_EXTRAIT À LIRE_
******************************

Par un mémoire en défense, enregistré le 21 juin 2024, M. A... B..., représenté par Me Norbert Clément, demande à la cour :
- de lui accorder le bénéfice de l'aide juridictionnelle provisoire ;
- de rejeter la requête du préfet du Nord ;
- en cas d'admission à l'aide juridictionnelle totale de condamner l'Etat à verser la somme de 1 500 euros hors taxes à son conseil en application des dispositions de l'article L. 761-1 du code de justice administrative et de l'article 37 de la loi du 10 juillet 1991 ;
- en cas de refus d'admission à l'aide juridictionnelle totale de condamner l'Etat à lui verser la somme de 1 800 euros toutes taxes comprises en application des dispositions de l'article L. 761-1 du code de justice administrative.
Il soutient que :
- il se réfère à ses écritures de première instance et demande à la cour d'adopter les motifs retenus par le tribunal ;
- le préfet a commis une erreur de droit dans la mesure où il a justifié résider régulièrement au Portugal, en produisant notamment une attestation du service des étrangers et des frontières portugais, son contrat de travail portugais et son attestation de sécurité sociale portugaise ;
- s'il n'est pas considéré comme un résident de long séjour au Portugal, sa situation n'a pas fait l'objet d'un examen approfondi permettant de s'assurer de la régularité de sa situation ou de sa possible réadmission au Portugal.

******************************

_CONSIGNE_
Retapez mot pour mot l'intégralité du mémoire en défense ci-dessus. Les lignes qui suivent n'interviennent en rien ici.

******************************

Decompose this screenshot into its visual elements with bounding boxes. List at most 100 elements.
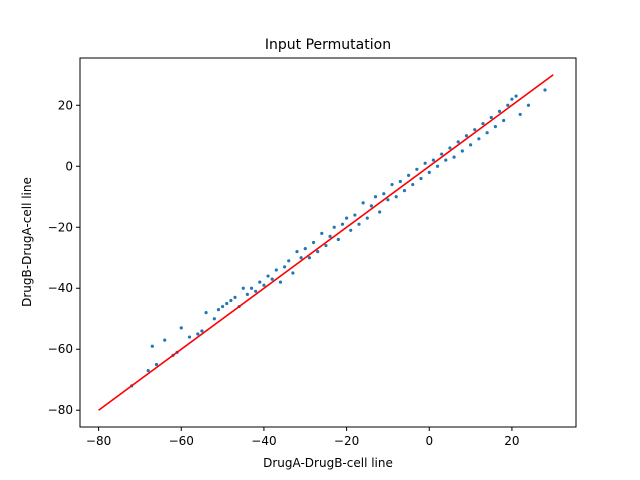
data-point [216, 307, 221, 312]
data-point [440, 152, 444, 156]
data-point [266, 274, 270, 278]
data-point [473, 128, 477, 132]
data-point [150, 344, 154, 348]
data-point [291, 271, 295, 275]
data-point [200, 329, 204, 333]
data-point [444, 158, 448, 162]
data-point [245, 292, 249, 296]
data-point [299, 256, 303, 260]
data-point [303, 247, 307, 251]
data-point [311, 240, 316, 245]
y-tick-label: 20 [58, 98, 73, 112]
data-point [357, 222, 361, 226]
data-point [283, 265, 287, 269]
x-tick-label: −40 [251, 434, 276, 448]
data-point [225, 301, 229, 306]
y-tick-label: −40 [48, 281, 73, 295]
data-point [456, 140, 460, 144]
data-point [328, 234, 332, 238]
data-point [187, 335, 192, 339]
data-point [204, 311, 208, 315]
x-tick-label: −80 [86, 434, 111, 448]
data-point [435, 164, 440, 168]
data-point [481, 121, 485, 126]
data-point [506, 103, 510, 107]
data-point [448, 146, 452, 150]
data-point [287, 259, 291, 263]
data-point [373, 195, 378, 199]
data-point [407, 173, 411, 178]
data-point [518, 112, 522, 117]
data-point [278, 280, 283, 284]
data-point [460, 149, 464, 153]
data-point [336, 237, 340, 242]
data-point [332, 225, 336, 229]
y-axis-label: DrugB-DrugA-cell line [20, 177, 34, 307]
data-point [249, 286, 254, 290]
data-point [361, 201, 365, 205]
data-point [324, 243, 328, 248]
data-point [390, 182, 394, 187]
x-tick-label: −60 [169, 434, 194, 448]
y-tick-label: 0 [65, 159, 73, 173]
data-point [489, 115, 493, 120]
data-point [241, 286, 245, 290]
data-point [427, 170, 431, 174]
y-axis-ticks: −80 −60 −40 −20 0 20 [48, 98, 80, 417]
data-point [419, 176, 423, 181]
data-point [402, 189, 407, 193]
data-point [212, 317, 216, 321]
data-point [497, 109, 502, 113]
x-axis-ticks: −80 −60 −40 −20 0 20 [86, 427, 520, 448]
data-point [258, 280, 262, 284]
data-point [378, 210, 382, 214]
data-point [154, 362, 159, 367]
data-point [307, 256, 311, 260]
data-point [411, 182, 415, 187]
data-point [452, 155, 456, 159]
axes-frame [79, 57, 577, 428]
x-tick-label: 20 [504, 434, 519, 448]
x-tick-label: 0 [425, 434, 433, 448]
data-point [485, 131, 489, 135]
data-point [543, 88, 547, 92]
data-point [345, 216, 349, 220]
data-point [320, 231, 324, 235]
data-point [196, 332, 200, 336]
data-point [386, 198, 390, 202]
data-point [469, 143, 473, 147]
x-axis-label: DrugA-DrugB-cell line [263, 456, 393, 470]
y-tick-label: −60 [48, 342, 73, 356]
data-point [394, 195, 398, 199]
data-point [502, 118, 506, 123]
x-tick-label: −20 [334, 434, 359, 448]
data-point [431, 158, 435, 162]
data-point [415, 167, 419, 171]
data-point [221, 304, 225, 309]
data-point [146, 368, 150, 373]
chart-title: Input Permutation [265, 37, 391, 53]
data-point [353, 213, 357, 217]
data-point [464, 134, 469, 138]
data-point [254, 289, 258, 293]
data-point [316, 250, 320, 254]
data-point [163, 338, 167, 342]
data-point [423, 161, 427, 165]
reference-line-layer [98, 74, 554, 411]
data-point [369, 204, 373, 208]
reference-line [98, 74, 554, 411]
data-point [382, 192, 386, 196]
data-point [477, 137, 481, 141]
plot-area [130, 88, 547, 388]
data-point [510, 97, 514, 101]
data-point [229, 298, 233, 303]
data-point [295, 250, 299, 254]
data-point [274, 268, 278, 272]
y-tick-label: −80 [48, 403, 73, 417]
data-point [349, 228, 353, 232]
data-point [340, 222, 345, 226]
data-point [514, 94, 518, 98]
data-point [526, 103, 531, 107]
data-point [262, 283, 266, 287]
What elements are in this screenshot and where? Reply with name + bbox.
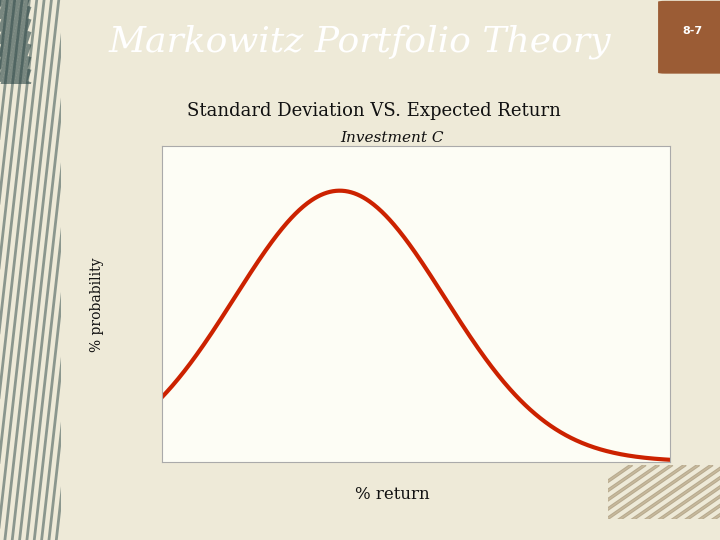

******************************

_RÉPONSE_
Par un mémoire en défense, enregistré le 21 juin 2024, M. A... B..., représenté par Me Norbert Clément, demande à la cour :
- de lui accorder le bénéfice de l'aide juridictionnelle provisoire ;
- de rejeter la requête du préfet du Nord ;
- en cas d'admission à l'aide juridictionnelle totale de condamner l'Etat à verser la somme de 1 500 euros hors taxes à son conseil en application des dispositions de l'article L. 761-1 du code de justice administrative et de l'article 37 de la loi du 10 juillet 1991 ;
- en cas de refus d'admission à l'aide juridictionnelle totale de condamner l'Etat à lui verser la somme de 1 800 euros toutes taxes comprises en application des dispositions de l'article L. 761-1 du code de justice administrative.
Il soutient que :
- il se réfère à ses écritures de première instance et demande à la cour d'adopter les motifs retenus par le tribunal ;
- le préfet a commis une erreur de droit dans la mesure où il a justifié résider régulièrement au Portugal, en produisant notamment une attestation du service des étrangers et des frontières portugais, son contrat de travail portugais et son attestation de sécurité sociale portugaise ;
- s'il n'est pas considéré comme un résident de long séjour au Portugal, sa situation n'a pas fait l'objet d'un examen approfondi permettant de s'assurer de la régularité de sa situation ou de sa possible réadmission au Portugal.